Data records:
* begin *
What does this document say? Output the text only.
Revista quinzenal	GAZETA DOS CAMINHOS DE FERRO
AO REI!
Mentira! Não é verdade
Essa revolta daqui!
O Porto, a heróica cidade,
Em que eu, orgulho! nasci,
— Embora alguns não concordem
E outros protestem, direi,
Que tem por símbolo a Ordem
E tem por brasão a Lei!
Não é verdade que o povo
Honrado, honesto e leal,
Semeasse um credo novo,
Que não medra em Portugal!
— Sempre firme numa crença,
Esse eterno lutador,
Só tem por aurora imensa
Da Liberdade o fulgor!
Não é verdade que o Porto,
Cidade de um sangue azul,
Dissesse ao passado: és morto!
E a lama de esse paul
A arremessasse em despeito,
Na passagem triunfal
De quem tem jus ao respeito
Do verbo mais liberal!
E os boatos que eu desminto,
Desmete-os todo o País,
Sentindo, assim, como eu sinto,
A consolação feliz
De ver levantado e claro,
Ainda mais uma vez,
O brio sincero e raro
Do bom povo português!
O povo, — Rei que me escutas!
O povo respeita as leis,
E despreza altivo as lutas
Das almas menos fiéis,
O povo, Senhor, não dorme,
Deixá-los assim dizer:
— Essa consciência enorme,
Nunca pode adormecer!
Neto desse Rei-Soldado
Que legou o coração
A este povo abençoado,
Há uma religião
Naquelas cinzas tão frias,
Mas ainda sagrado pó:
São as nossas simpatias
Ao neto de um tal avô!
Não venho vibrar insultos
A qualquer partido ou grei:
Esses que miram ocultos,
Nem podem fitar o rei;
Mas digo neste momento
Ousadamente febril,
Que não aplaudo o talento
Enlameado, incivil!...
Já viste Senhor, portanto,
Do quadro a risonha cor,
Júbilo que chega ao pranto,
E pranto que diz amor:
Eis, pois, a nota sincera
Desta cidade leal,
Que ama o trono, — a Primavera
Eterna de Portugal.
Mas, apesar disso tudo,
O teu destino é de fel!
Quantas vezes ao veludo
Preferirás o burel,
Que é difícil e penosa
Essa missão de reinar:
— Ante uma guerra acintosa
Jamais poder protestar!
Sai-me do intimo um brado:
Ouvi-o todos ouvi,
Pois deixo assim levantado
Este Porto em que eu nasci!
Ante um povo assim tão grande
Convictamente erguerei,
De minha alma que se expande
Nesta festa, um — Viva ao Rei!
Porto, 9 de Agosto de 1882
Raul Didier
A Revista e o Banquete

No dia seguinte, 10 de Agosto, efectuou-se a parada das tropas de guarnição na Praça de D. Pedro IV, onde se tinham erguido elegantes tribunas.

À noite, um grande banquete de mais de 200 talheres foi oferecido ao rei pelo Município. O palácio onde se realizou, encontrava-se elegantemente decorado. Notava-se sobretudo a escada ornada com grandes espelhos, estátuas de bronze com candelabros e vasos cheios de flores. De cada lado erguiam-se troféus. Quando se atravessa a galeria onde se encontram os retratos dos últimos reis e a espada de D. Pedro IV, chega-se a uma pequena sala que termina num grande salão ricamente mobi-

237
* end *
### What to produce
Above are some records; extract every one of them exactly.

### Correct output
What does this document say? Output the text only.
Revista quinzenal	GAZETA DOS CAMINHOS DE FERRO
AO REI!
Mentira! Não é verdade
Essa revolta daqui!
O Porto, a heróica cidade,
Em que eu, orgulho! nasci,
— Embora alguns não concordem
E outros protestem, direi,
Que tem por símbolo a Ordem
E tem por brasão a Lei!
Não é verdade que o povo
Honrado, honesto e leal,
Semeasse um credo novo,
Que não medra em Portugal!
— Sempre firme numa crença,
Esse eterno lutador,
Só tem por aurora imensa
Da Liberdade o fulgor!
Não é verdade que o Porto,
Cidade de um sangue azul,
Dissesse ao passado: és morto!
E a lama de esse paul
A arremessasse em despeito,
Na passagem triunfal
De quem tem jus ao respeito
Do verbo mais liberal!
E os boatos que eu desminto,
Desmete-os todo o País,
Sentindo, assim, como eu sinto,
A consolação feliz
De ver levantado e claro,
Ainda mais uma vez,
O brio sincero e raro
Do bom povo português!
O povo, — Rei que me escutas!
O povo respeita as leis,
E despreza altivo as lutas
Das almas menos fiéis,
O povo, Senhor, não dorme,
Deixá-los assim dizer:
— Essa consciência enorme,
Nunca pode adormecer!
Neto desse Rei-Soldado
Que legou o coração
A este povo abençoado,
Há uma religião
Naquelas cinzas tão frias,
Mas ainda sagrado pó:
São as nossas simpatias
Ao neto de um tal avô!
Não venho vibrar insultos
A qualquer partido ou grei:
Esses que miram ocultos,
Nem podem fitar o rei;
Mas digo neste momento
Ousadamente febril,
Que não aplaudo o talento
Enlameado, incivil!...
Já viste Senhor, portanto,
Do quadro a risonha cor,
Júbilo que chega ao pranto,
E pranto que diz amor:
Eis, pois, a nota sincera
Desta cidade leal,
Que ama o trono, — a Primavera
Eterna de Portugal.
Mas, apesar disso tudo,
O teu destino é de fel!
Quantas vezes ao veludo
Preferirás o burel,
Que é difícil e penosa
Essa missão de reinar:
— Ante uma guerra acintosa
Jamais poder protestar!
Sai-me do intimo um brado:
Ouvi-o todos ouvi,
Pois deixo assim levantado
Este Porto em que eu nasci!
Ante um povo assim tão grande
Convictamente erguerei,
De minha alma que se expande
Nesta festa, um — Viva ao Rei!
Porto, 9 de Agosto de 1882
Raul Didier
A Revista e o Banquete

No dia seguinte, 10 de Agosto, efectuou-se a parada das tropas de guarnição na Praça de D. Pedro IV, onde se tinham erguido elegantes tribunas.

À noite, um grande banquete de mais de 200 talheres foi oferecido ao rei pelo Município. O palácio onde se realizou, encontrava-se elegantemente decorado. Notava-se sobretudo a escada ornada com grandes espelhos, estátuas de bronze com candelabros e vasos cheios de flores. De cada lado erguiam-se troféus. Quando se atravessa a galeria onde se encontram os retratos dos últimos reis e a espada de D. Pedro IV, chega-se a uma pequena sala que termina num grande salão ricamente mobi-

237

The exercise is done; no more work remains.